** SET PROBLEM **
Gather from the listing below each line that includes the word "USGS", and copy it.
*** EXTRACTED RECORDS
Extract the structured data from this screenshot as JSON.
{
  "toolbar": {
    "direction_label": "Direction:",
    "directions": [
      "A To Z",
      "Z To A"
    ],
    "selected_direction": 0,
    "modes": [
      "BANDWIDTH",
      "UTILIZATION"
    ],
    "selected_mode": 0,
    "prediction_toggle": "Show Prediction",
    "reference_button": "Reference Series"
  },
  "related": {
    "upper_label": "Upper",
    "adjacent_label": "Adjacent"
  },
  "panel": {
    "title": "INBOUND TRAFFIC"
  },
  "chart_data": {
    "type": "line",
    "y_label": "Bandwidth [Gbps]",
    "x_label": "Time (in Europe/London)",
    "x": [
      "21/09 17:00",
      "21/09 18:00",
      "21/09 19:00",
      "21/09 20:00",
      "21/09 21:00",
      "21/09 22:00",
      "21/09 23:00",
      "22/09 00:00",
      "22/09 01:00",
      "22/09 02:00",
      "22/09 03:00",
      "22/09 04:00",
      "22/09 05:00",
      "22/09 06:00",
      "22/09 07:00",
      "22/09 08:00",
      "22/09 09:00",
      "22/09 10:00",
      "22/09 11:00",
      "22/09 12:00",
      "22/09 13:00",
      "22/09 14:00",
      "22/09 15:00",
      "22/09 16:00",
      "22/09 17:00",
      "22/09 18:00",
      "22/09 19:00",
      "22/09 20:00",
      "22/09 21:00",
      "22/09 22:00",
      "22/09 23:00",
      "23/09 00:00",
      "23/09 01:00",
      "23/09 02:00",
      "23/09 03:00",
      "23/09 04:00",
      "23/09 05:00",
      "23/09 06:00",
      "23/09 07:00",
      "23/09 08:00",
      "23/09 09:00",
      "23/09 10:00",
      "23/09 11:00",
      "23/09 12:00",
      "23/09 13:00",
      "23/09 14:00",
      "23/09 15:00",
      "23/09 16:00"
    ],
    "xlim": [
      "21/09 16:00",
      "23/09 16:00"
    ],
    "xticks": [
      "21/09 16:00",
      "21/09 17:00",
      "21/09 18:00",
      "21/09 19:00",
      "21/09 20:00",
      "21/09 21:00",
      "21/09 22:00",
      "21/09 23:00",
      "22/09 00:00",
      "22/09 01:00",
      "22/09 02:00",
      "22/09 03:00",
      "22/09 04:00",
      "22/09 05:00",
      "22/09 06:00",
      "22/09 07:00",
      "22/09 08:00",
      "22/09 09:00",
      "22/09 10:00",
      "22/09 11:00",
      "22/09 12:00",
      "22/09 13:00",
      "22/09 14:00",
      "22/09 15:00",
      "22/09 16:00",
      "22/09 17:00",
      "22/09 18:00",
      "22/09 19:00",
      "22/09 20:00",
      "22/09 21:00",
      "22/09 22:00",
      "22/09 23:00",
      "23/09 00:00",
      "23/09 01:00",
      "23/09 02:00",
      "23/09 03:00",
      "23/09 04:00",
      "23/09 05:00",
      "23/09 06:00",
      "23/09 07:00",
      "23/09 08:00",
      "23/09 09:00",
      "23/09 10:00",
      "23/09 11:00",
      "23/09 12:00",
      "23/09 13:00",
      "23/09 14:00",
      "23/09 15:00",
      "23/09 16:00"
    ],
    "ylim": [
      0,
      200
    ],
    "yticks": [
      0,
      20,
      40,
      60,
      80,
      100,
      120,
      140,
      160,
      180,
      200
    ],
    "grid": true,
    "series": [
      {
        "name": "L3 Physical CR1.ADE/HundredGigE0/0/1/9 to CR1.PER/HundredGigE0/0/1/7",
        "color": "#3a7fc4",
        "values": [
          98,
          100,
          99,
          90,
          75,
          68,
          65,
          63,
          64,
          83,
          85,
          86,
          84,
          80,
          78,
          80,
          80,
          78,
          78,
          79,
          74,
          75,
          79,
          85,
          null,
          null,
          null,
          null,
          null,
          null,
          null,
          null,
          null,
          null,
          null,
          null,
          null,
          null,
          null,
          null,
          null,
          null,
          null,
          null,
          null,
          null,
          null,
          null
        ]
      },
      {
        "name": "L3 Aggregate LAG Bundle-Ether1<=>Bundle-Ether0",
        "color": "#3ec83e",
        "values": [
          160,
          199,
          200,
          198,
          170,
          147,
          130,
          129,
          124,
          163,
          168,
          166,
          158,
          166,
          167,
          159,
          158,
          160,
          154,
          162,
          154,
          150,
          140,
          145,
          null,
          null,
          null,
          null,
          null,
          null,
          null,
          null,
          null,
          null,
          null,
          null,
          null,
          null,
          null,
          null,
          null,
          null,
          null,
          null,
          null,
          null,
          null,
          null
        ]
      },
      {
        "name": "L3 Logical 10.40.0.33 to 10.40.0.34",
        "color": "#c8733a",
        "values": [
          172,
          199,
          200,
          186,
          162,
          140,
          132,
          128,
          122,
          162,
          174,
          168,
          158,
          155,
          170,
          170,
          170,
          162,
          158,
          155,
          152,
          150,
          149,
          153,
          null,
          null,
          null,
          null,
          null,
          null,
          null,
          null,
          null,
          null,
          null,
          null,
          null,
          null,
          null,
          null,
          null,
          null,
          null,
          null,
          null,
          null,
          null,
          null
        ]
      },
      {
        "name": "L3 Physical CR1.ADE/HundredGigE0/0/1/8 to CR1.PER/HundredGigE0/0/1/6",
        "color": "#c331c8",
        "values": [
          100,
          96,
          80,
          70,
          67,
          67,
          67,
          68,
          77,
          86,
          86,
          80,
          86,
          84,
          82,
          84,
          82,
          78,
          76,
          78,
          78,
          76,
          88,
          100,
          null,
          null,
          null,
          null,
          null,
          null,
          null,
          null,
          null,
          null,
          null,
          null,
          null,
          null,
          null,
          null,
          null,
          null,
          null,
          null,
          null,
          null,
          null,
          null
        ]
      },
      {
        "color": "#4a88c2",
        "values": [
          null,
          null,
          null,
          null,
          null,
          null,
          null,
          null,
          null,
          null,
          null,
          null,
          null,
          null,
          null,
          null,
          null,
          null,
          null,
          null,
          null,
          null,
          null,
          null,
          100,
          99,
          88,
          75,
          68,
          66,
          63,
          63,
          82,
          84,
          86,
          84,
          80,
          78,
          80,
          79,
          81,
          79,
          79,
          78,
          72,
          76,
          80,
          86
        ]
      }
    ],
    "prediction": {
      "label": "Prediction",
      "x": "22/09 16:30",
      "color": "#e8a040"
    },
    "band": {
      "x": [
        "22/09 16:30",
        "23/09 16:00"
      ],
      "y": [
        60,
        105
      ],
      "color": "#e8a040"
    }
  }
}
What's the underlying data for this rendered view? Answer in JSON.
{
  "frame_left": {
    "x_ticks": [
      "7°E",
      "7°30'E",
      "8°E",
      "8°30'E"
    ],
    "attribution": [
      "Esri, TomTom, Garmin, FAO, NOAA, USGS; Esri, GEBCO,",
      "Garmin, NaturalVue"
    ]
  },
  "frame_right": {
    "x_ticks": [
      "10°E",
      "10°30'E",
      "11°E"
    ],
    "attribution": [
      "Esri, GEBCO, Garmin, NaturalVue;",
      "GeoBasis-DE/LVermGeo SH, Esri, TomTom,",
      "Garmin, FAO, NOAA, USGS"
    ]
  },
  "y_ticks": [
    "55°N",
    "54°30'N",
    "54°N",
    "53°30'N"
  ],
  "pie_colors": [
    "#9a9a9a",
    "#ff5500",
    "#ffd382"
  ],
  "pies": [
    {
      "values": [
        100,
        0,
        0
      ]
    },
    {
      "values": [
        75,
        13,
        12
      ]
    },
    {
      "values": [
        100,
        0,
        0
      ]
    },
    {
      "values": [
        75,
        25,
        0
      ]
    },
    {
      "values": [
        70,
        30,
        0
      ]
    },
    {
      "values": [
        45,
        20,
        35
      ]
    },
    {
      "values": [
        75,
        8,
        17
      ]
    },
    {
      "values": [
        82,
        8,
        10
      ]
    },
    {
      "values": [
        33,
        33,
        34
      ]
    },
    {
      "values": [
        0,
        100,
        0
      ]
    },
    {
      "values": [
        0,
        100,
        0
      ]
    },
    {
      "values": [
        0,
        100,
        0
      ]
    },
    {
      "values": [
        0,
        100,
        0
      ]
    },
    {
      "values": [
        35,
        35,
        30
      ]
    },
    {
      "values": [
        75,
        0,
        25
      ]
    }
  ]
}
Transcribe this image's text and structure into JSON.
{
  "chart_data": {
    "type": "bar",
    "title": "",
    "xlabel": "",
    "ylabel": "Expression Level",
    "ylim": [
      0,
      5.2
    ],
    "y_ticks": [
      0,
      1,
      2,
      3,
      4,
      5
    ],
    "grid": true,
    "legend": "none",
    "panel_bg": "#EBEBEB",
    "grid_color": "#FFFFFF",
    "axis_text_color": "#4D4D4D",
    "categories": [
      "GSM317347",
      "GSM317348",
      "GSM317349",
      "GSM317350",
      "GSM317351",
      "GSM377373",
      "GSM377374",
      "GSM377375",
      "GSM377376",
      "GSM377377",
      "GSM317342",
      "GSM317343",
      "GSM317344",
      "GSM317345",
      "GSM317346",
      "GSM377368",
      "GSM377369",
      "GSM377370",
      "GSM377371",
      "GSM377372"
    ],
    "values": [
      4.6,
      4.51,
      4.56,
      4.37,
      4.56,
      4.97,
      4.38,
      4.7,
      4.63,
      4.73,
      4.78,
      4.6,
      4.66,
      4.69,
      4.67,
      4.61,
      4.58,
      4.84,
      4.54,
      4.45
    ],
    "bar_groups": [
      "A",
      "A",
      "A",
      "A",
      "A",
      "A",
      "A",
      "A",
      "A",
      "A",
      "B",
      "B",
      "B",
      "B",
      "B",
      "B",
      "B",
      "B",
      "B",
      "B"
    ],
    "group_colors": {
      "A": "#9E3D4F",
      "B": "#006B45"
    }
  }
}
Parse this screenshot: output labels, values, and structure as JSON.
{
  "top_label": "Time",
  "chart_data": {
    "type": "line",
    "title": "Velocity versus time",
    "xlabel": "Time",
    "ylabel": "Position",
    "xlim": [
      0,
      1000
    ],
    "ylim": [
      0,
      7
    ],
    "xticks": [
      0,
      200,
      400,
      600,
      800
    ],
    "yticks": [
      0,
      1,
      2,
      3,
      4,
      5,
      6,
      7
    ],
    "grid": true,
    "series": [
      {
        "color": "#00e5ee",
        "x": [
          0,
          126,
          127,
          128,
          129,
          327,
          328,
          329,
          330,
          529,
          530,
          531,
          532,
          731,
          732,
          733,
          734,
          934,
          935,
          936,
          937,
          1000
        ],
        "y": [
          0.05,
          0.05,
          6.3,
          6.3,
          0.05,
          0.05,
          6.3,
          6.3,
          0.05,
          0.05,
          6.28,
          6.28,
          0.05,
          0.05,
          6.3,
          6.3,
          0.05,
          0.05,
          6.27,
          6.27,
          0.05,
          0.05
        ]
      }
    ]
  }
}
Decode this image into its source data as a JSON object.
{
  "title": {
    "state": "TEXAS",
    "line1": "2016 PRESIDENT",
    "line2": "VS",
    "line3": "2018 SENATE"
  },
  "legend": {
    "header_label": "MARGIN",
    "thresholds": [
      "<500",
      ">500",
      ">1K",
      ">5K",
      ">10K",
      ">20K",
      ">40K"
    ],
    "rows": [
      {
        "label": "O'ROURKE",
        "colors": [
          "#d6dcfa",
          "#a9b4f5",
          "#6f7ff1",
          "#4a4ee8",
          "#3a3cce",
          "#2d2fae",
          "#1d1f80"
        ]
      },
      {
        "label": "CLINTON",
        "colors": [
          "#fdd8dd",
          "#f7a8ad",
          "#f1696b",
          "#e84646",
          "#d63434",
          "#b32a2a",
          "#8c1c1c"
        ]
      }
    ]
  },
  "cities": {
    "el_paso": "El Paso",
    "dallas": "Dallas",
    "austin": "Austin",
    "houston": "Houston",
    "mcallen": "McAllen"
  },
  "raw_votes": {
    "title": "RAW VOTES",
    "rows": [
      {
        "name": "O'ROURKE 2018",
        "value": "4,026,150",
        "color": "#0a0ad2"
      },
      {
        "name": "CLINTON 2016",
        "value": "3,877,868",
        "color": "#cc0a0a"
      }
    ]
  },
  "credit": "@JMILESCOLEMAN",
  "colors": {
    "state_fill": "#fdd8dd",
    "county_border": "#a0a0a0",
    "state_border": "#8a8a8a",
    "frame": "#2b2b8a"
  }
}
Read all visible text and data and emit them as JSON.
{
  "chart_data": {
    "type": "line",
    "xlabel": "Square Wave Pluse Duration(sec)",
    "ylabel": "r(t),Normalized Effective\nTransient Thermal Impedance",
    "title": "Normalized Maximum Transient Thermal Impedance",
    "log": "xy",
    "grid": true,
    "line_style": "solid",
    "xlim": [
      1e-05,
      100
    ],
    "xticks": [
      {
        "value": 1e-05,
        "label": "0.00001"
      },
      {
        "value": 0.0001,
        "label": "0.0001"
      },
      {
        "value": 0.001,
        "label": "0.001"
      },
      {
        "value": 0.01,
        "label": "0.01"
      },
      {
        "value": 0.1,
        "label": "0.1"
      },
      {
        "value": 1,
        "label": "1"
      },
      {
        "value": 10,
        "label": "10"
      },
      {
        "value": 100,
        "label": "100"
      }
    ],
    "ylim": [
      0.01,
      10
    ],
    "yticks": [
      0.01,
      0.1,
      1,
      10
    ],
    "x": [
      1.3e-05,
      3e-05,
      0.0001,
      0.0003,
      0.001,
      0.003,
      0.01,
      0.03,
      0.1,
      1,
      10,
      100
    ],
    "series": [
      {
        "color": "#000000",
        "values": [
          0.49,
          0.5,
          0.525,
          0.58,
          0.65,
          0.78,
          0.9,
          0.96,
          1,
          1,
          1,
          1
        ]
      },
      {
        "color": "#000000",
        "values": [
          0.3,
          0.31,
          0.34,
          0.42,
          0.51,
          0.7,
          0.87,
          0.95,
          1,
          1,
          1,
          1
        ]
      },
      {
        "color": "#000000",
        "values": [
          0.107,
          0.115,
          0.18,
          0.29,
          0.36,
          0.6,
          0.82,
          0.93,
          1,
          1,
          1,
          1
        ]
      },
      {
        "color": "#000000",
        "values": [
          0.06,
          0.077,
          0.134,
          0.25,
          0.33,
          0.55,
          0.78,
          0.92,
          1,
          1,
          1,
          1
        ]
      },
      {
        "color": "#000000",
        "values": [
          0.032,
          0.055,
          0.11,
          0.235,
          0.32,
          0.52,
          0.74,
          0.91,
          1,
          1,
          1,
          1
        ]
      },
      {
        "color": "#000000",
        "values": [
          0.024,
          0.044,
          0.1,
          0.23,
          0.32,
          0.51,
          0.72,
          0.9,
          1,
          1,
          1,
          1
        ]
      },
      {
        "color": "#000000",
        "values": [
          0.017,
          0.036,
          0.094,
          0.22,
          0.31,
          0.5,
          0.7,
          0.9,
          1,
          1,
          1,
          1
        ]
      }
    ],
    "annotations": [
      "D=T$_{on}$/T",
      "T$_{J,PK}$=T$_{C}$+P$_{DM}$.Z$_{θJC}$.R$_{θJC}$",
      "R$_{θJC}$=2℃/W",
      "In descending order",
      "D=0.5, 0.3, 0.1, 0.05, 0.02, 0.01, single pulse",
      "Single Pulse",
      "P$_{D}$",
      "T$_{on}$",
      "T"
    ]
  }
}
******
** EXPECTED ANSWER **
      "Esri, TomTom, Garmin, FAO, NOAA, USGS; Esri, GEBCO,",
      "Garmin, FAO, NOAA, USGS"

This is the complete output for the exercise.